### GOAL OF THE EXERCISE
Without the pictures, copy the entries below word for word.

### RAW RECORDS
--- start ---

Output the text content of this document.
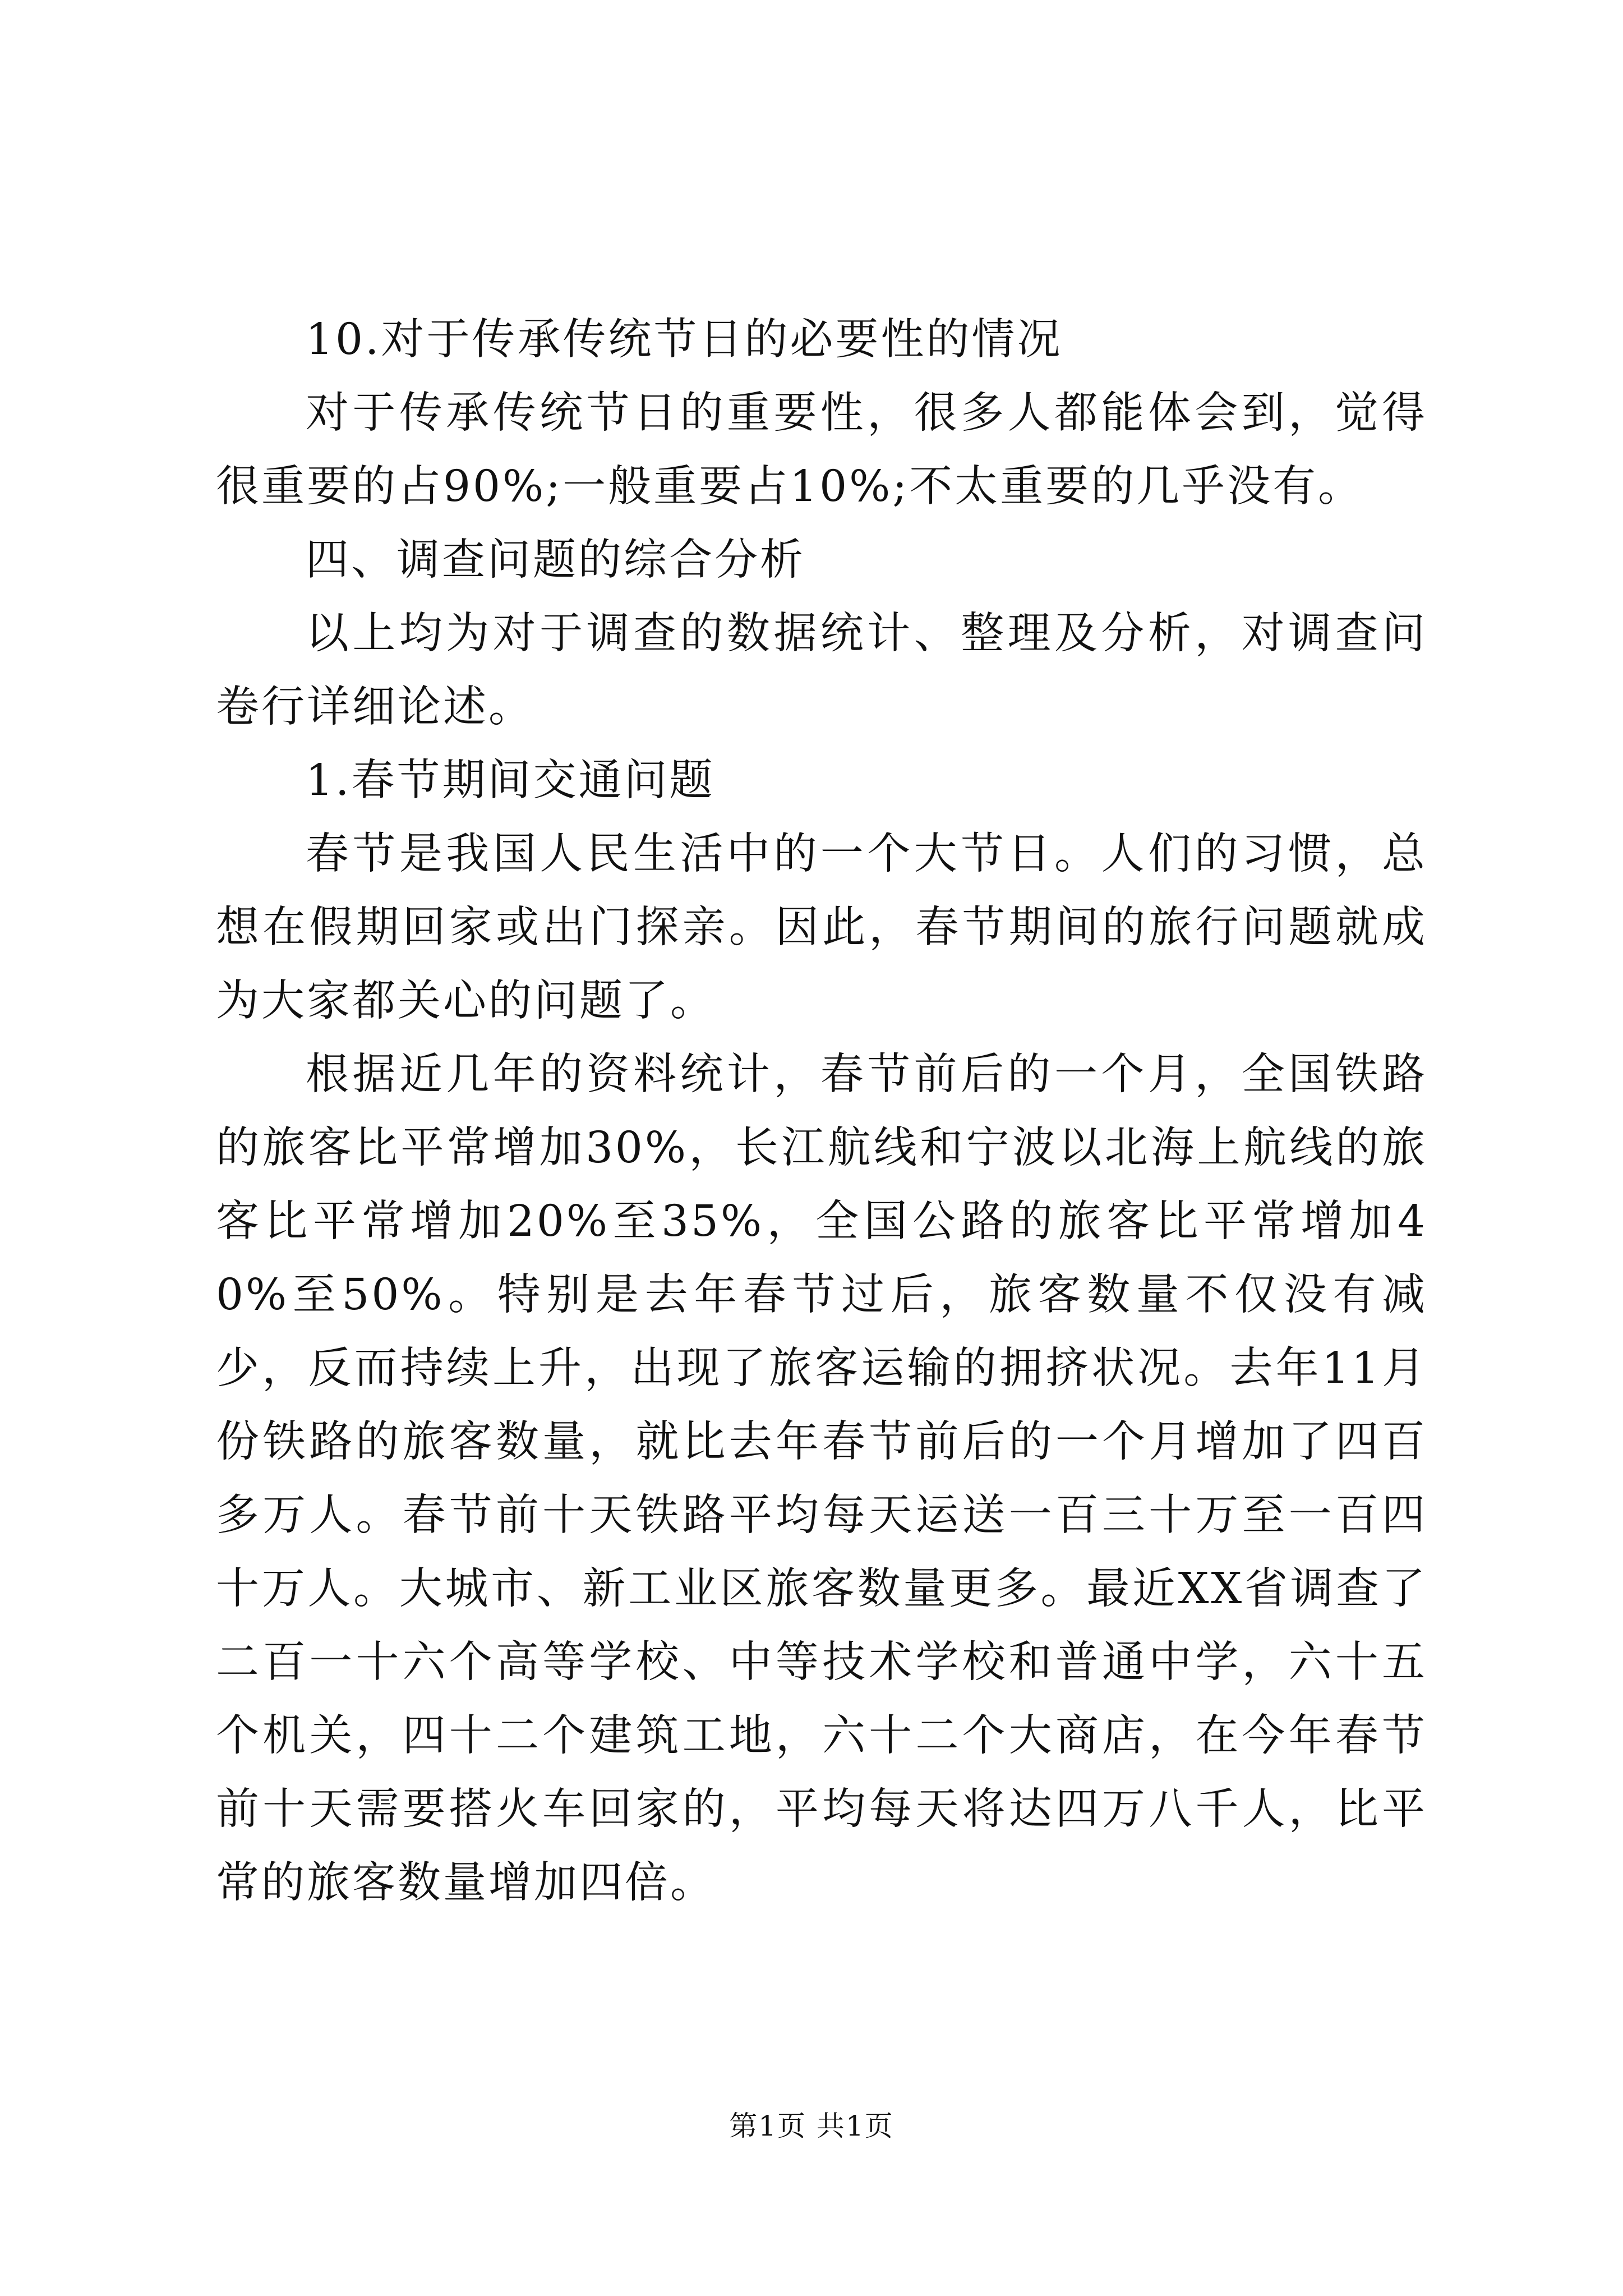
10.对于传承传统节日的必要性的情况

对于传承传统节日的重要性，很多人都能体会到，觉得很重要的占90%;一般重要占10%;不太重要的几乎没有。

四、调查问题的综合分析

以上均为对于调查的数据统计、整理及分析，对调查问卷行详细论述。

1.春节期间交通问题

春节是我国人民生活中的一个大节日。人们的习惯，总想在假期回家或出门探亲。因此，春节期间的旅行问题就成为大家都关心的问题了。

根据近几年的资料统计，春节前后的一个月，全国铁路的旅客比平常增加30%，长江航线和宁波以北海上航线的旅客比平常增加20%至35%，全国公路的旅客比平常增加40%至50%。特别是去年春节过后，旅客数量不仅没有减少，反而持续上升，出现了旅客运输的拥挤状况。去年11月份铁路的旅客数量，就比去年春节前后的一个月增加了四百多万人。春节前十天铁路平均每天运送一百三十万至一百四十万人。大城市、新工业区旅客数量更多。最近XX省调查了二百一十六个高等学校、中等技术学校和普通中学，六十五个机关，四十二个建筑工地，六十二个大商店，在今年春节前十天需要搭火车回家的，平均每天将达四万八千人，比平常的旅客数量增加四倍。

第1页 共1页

--- end ---

### ANSWER TO THIS TASK
Output the text content of this document.
10.对于传承传统节日的必要性的情况

对于传承传统节日的重要性，很多人都能体会到，觉得很重要的占90%;一般重要占10%;不太重要的几乎没有。

四、调查问题的综合分析

以上均为对于调查的数据统计、整理及分析，对调查问卷行详细论述。

1.春节期间交通问题

春节是我国人民生活中的一个大节日。人们的习惯，总想在假期回家或出门探亲。因此，春节期间的旅行问题就成为大家都关心的问题了。

根据近几年的资料统计，春节前后的一个月，全国铁路的旅客比平常增加30%，长江航线和宁波以北海上航线的旅客比平常增加20%至35%，全国公路的旅客比平常增加40%至50%。特别是去年春节过后，旅客数量不仅没有减少，反而持续上升，出现了旅客运输的拥挤状况。去年11月份铁路的旅客数量，就比去年春节前后的一个月增加了四百多万人。春节前十天铁路平均每天运送一百三十万至一百四十万人。大城市、新工业区旅客数量更多。最近XX省调查了二百一十六个高等学校、中等技术学校和普通中学，六十五个机关，四十二个建筑工地，六十二个大商店，在今年春节前十天需要搭火车回家的，平均每天将达四万八千人，比平常的旅客数量增加四倍。

第1页 共1页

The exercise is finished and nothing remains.